## YOUR OBJECTIVE
Tell how many lines in the data below hold the string "JSON"; give nothing but the number.
** Begin **
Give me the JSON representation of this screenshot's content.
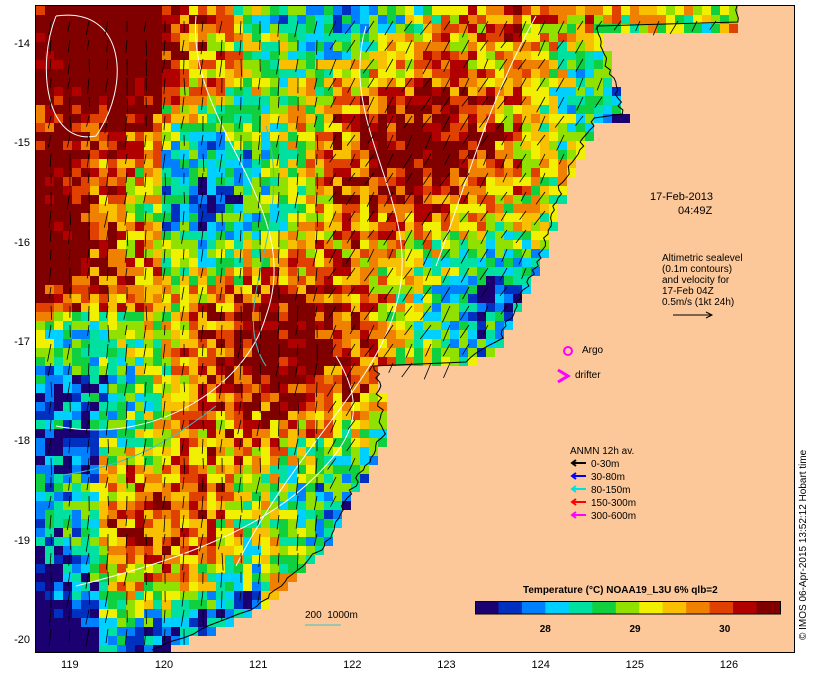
{
  "map": {
    "date_label": "17-Feb-2013",
    "time_label": "04:49Z",
    "altimetry_note": "Altimetric sealevel\n(0.1m contours)\nand velocity for\n17-Feb 04Z\n0.5m/s (1kt 24h)",
    "argo_label": "Argo",
    "drifter_label": "drifter",
    "scale_label": "200  1000m",
    "credit": "© IMOS 06-Apr-2015 13:52:12 Hobart time"
  },
  "axes": {
    "x_ticks": [
      "119",
      "120",
      "121",
      "122",
      "123",
      "124",
      "125",
      "126"
    ],
    "y_ticks": [
      "-14",
      "-15",
      "-16",
      "-17",
      "-18",
      "-19",
      "-20"
    ],
    "x_range": [
      118.63,
      126.68
    ],
    "y_range": [
      -13.6,
      -20.1
    ]
  },
  "mooring_legend": {
    "title": "ANMN 12h av.",
    "items": [
      {
        "label": "0-30m",
        "color": "#000000"
      },
      {
        "label": "30-80m",
        "color": "#0000ff"
      },
      {
        "label": "80-150m",
        "color": "#00e0e0"
      },
      {
        "label": "150-300m",
        "color": "#ff0000"
      },
      {
        "label": "300-600m",
        "color": "#ff00ff"
      }
    ]
  },
  "colorbar": {
    "title": "Temperature (°C) NOAA19_L3U 6% qlb=2",
    "ticks": [
      "28",
      "29",
      "30"
    ],
    "tick_values": [
      28,
      29,
      30
    ],
    "range": [
      27.2,
      30.6
    ],
    "colors": [
      "#1a0070",
      "#0030c0",
      "#0080ff",
      "#00d0ff",
      "#00e0a0",
      "#10d040",
      "#90e000",
      "#f0f000",
      "#f8c000",
      "#f08000",
      "#e04000",
      "#b00000",
      "#800000"
    ]
  },
  "colors": {
    "land": "#fcc89a",
    "coastline": "#000000",
    "contour": "#ffffff",
    "bathy": "#40c0c0"
  }
}
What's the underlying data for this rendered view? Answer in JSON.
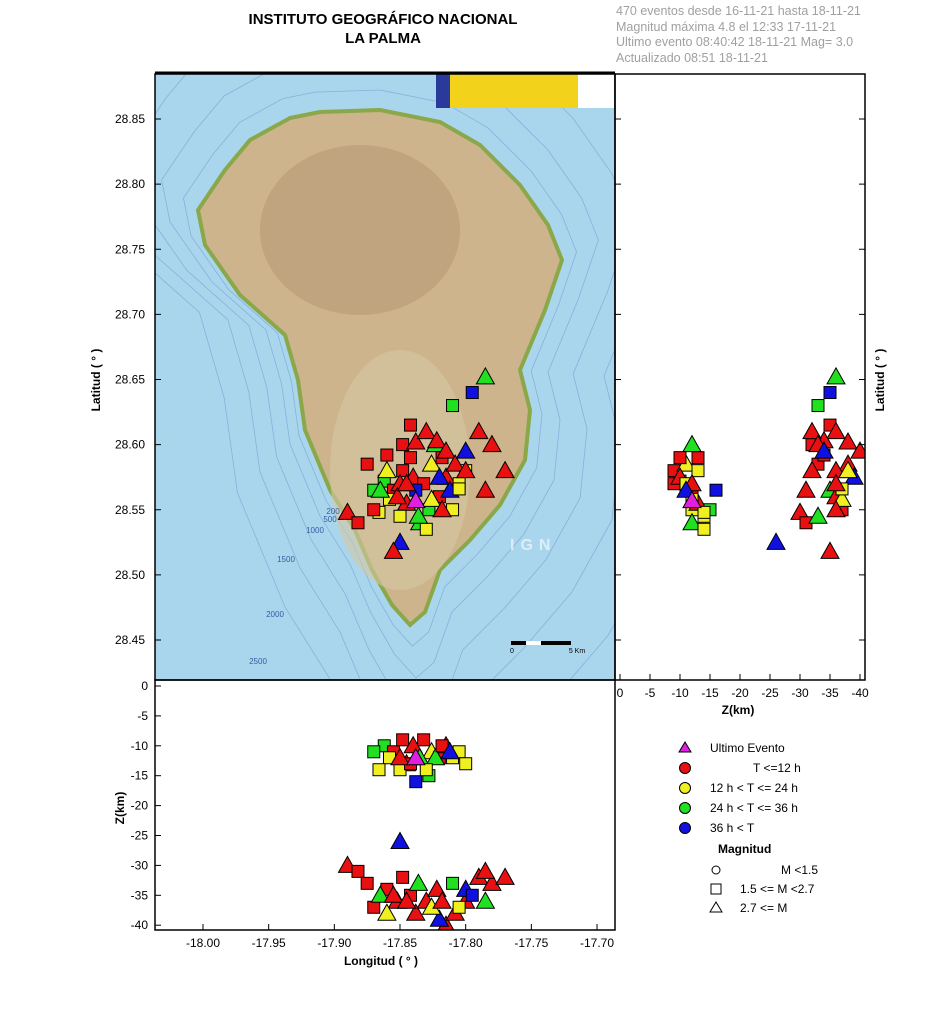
{
  "header": {
    "title1": "INSTITUTO GEOGRÁFICO NACIONAL",
    "title2": "LA PALMA"
  },
  "info": [
    "470 eventos desde 16-11-21 hasta 18-11-21",
    "Magnitud máxima 4.8 el 12:33 17-11-21",
    "Ultimo evento   08:40:42 18-11-21  Mag= 3.0",
    "Actualizado   08:51  18-11-21"
  ],
  "map": {
    "watermark": "IGN",
    "scale_labels": [
      "0",
      "5 Km"
    ],
    "bathymetry_labels": [
      "200",
      "500",
      "1000",
      "1500",
      "2000",
      "2500"
    ],
    "colors": {
      "sea": "#a9d6ec",
      "land": "#cdb48c",
      "coast": "#8aa849",
      "contour": "#7a9fd8"
    }
  },
  "axes": {
    "lat_label": "Latitud ( ° )",
    "lon_label": "Longitud ( ° )",
    "z_label": "Z(km)",
    "lon_ticks": [
      "-18.00",
      "-17.95",
      "-17.90",
      "-17.85",
      "-17.80",
      "-17.75",
      "-17.70"
    ],
    "lat_ticks": [
      "28.85",
      "28.80",
      "28.75",
      "28.70",
      "28.65",
      "28.60",
      "28.55",
      "28.50",
      "28.45"
    ],
    "z_ticks_right": [
      "0",
      "-5",
      "-10",
      "-15",
      "-20",
      "-25",
      "-30",
      "-35",
      "-40"
    ],
    "z_ticks_bottom": [
      "0",
      "-5",
      "-10",
      "-15",
      "-20",
      "-25",
      "-30",
      "-35",
      "-40"
    ]
  },
  "legend": {
    "items": [
      {
        "label": "Ultimo Evento",
        "color": "#e020e0",
        "shape": "triangle"
      },
      {
        "label": "T <=12 h",
        "color": "#e81010",
        "shape": "circle"
      },
      {
        "label": "12 h  < T <= 24 h",
        "color": "#f0f020",
        "shape": "circle"
      },
      {
        "label": "24 h  < T <= 36 h",
        "color": "#20e020",
        "shape": "circle"
      },
      {
        "label": "36 h <  T",
        "color": "#1010e0",
        "shape": "circle"
      }
    ],
    "mag_title": "Magnitud",
    "mag_items": [
      {
        "label": "M <1.5",
        "shape": "circle"
      },
      {
        "label": "1.5 <= M <2.7",
        "shape": "square"
      },
      {
        "label": "2.7 <= M",
        "shape": "triangle"
      }
    ]
  },
  "chart_data": {
    "type": "scatter",
    "last_event": {
      "lon": -17.838,
      "lat": 28.557,
      "z": -12,
      "mag": 3.0
    },
    "classes": {
      "r": "#e81010",
      "y": "#f0f020",
      "g": "#20e020",
      "b": "#1010e0"
    },
    "events": [
      [
        -17.862,
        28.572,
        -10,
        "g",
        1
      ],
      [
        -17.855,
        28.565,
        -11,
        "r",
        1
      ],
      [
        -17.848,
        28.58,
        -9,
        "r",
        1
      ],
      [
        -17.84,
        28.575,
        -10,
        "r",
        2
      ],
      [
        -17.832,
        28.57,
        -9,
        "r",
        1
      ],
      [
        -17.826,
        28.585,
        -11,
        "y",
        2
      ],
      [
        -17.82,
        28.56,
        -12,
        "r",
        1
      ],
      [
        -17.815,
        28.575,
        -10,
        "r",
        2
      ],
      [
        -17.81,
        28.55,
        -12,
        "y",
        1
      ],
      [
        -17.845,
        28.555,
        -13,
        "r",
        2
      ],
      [
        -17.85,
        28.545,
        -14,
        "y",
        1
      ],
      [
        -17.835,
        28.54,
        -12,
        "g",
        2
      ],
      [
        -17.828,
        28.55,
        -15,
        "g",
        1
      ],
      [
        -17.858,
        28.558,
        -12,
        "y",
        1
      ],
      [
        -17.866,
        28.548,
        -14,
        "y",
        1
      ],
      [
        -17.87,
        28.565,
        -11,
        "g",
        1
      ],
      [
        -17.805,
        28.57,
        -11,
        "y",
        1
      ],
      [
        -17.8,
        28.58,
        -13,
        "y",
        1
      ],
      [
        -17.838,
        28.565,
        -16,
        "b",
        1
      ],
      [
        -17.842,
        28.59,
        -13,
        "r",
        1
      ],
      [
        -17.823,
        28.6,
        -12,
        "g",
        2
      ],
      [
        -17.818,
        28.59,
        -10,
        "r",
        1
      ],
      [
        -17.85,
        28.57,
        -12,
        "r",
        2
      ],
      [
        -17.83,
        28.535,
        -14,
        "y",
        1
      ],
      [
        -17.812,
        28.565,
        -11,
        "b",
        2
      ],
      [
        -17.89,
        28.548,
        -30,
        "r",
        2
      ],
      [
        -17.882,
        28.54,
        -31,
        "r",
        1
      ],
      [
        -17.875,
        28.585,
        -33,
        "r",
        1
      ],
      [
        -17.87,
        28.55,
        -37,
        "r",
        1
      ],
      [
        -17.86,
        28.592,
        -34,
        "r",
        1
      ],
      [
        -17.865,
        28.565,
        -35,
        "g",
        2
      ],
      [
        -17.852,
        28.56,
        -36,
        "r",
        2
      ],
      [
        -17.848,
        28.6,
        -32,
        "r",
        1
      ],
      [
        -17.842,
        28.615,
        -35,
        "r",
        1
      ],
      [
        -17.838,
        28.602,
        -38,
        "r",
        2
      ],
      [
        -17.83,
        28.61,
        -36,
        "r",
        2
      ],
      [
        -17.822,
        28.603,
        -34,
        "r",
        2
      ],
      [
        -17.815,
        28.595,
        -40,
        "r",
        2
      ],
      [
        -17.808,
        28.585,
        -38,
        "r",
        2
      ],
      [
        -17.8,
        28.58,
        -36,
        "r",
        2
      ],
      [
        -17.79,
        28.61,
        -32,
        "r",
        2
      ],
      [
        -17.78,
        28.6,
        -33,
        "r",
        2
      ],
      [
        -17.785,
        28.565,
        -31,
        "r",
        2
      ],
      [
        -17.8,
        28.595,
        -34,
        "b",
        2
      ],
      [
        -17.81,
        28.63,
        -33,
        "g",
        1
      ],
      [
        -17.795,
        28.64,
        -35,
        "b",
        1
      ],
      [
        -17.785,
        28.652,
        -36,
        "g",
        2
      ],
      [
        -17.85,
        28.525,
        -26,
        "b",
        2
      ],
      [
        -17.855,
        28.518,
        -35,
        "r",
        2
      ],
      [
        -17.82,
        28.575,
        -39,
        "b",
        2
      ],
      [
        -17.826,
        28.558,
        -37,
        "y",
        2
      ],
      [
        -17.836,
        28.545,
        -33,
        "g",
        2
      ],
      [
        -17.818,
        28.55,
        -36,
        "r",
        2
      ],
      [
        -17.805,
        28.566,
        -37,
        "y",
        1
      ],
      [
        -17.77,
        28.58,
        -32,
        "r",
        2
      ],
      [
        -17.86,
        28.58,
        -38,
        "y",
        2
      ],
      [
        -17.845,
        28.57,
        -36,
        "r",
        2
      ]
    ],
    "xlim": [
      -18.04,
      -17.68
    ],
    "ylim": [
      28.415,
      28.885
    ],
    "zlim": [
      0,
      -41
    ]
  }
}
** End **
## FULL SOLUTION
2